=== Instructions for the task ===
Omit the pictures from the entries below and retype everything else exactly.

=== Listed entries ===
☆ ☆ ☆

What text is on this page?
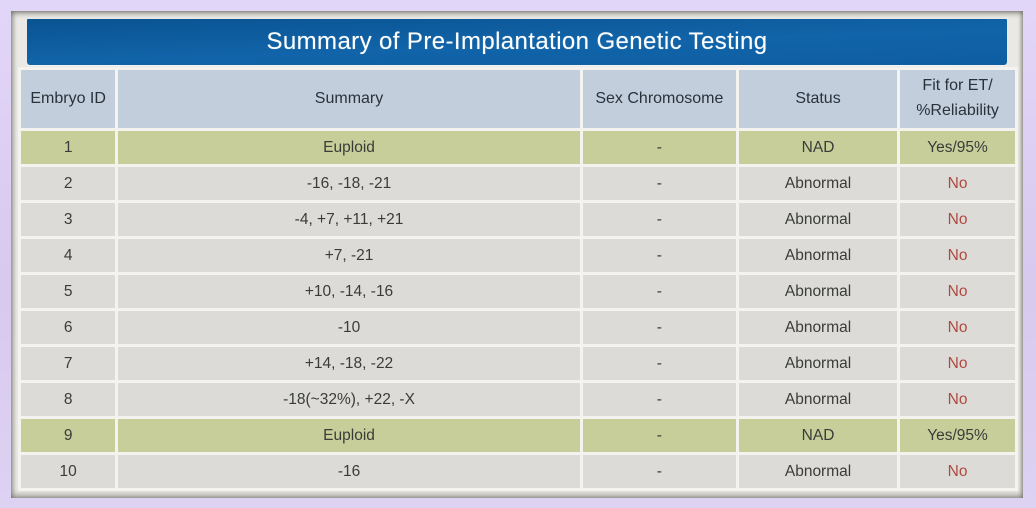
Summary of Pre-Implantation Genetic Testing
Embryo ID	Summary	Sex Chromosome	Status	Fit for ET/
%Reliability

1	Euploid	-	NAD	Yes/95%
2	-16, -18, -21	-	Abnormal	No
3	-4, +7, +11, +21	-	Abnormal	No
4	+7, -21	-	Abnormal	No
5	+10, -14, -16	-	Abnormal	No
6	-10	-	Abnormal	No
7	+14, -18, -22	-	Abnormal	No
8	-18(~32%), +22, -X	-	Abnormal	No
9	Euploid	-	NAD	Yes/95%
10	-16	-	Abnormal	No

☆ ☆ ☆

=== Output for this exercise ===
What text is on this page?
Summary of Pre-Implantation Genetic Testing
Embryo ID	Summary	Sex Chromosome	Status	Fit for ET/
%Reliability

1	Euploid	-	NAD	Yes/95%
2	-16, -18, -21	-	Abnormal	No
3	-4, +7, +11, +21	-	Abnormal	No
4	+7, -21	-	Abnormal	No
5	+10, -14, -16	-	Abnormal	No
6	-10	-	Abnormal	No
7	+14, -18, -22	-	Abnormal	No
8	-18(~32%), +22, -X	-	Abnormal	No
9	Euploid	-	NAD	Yes/95%
10	-16	-	Abnormal	No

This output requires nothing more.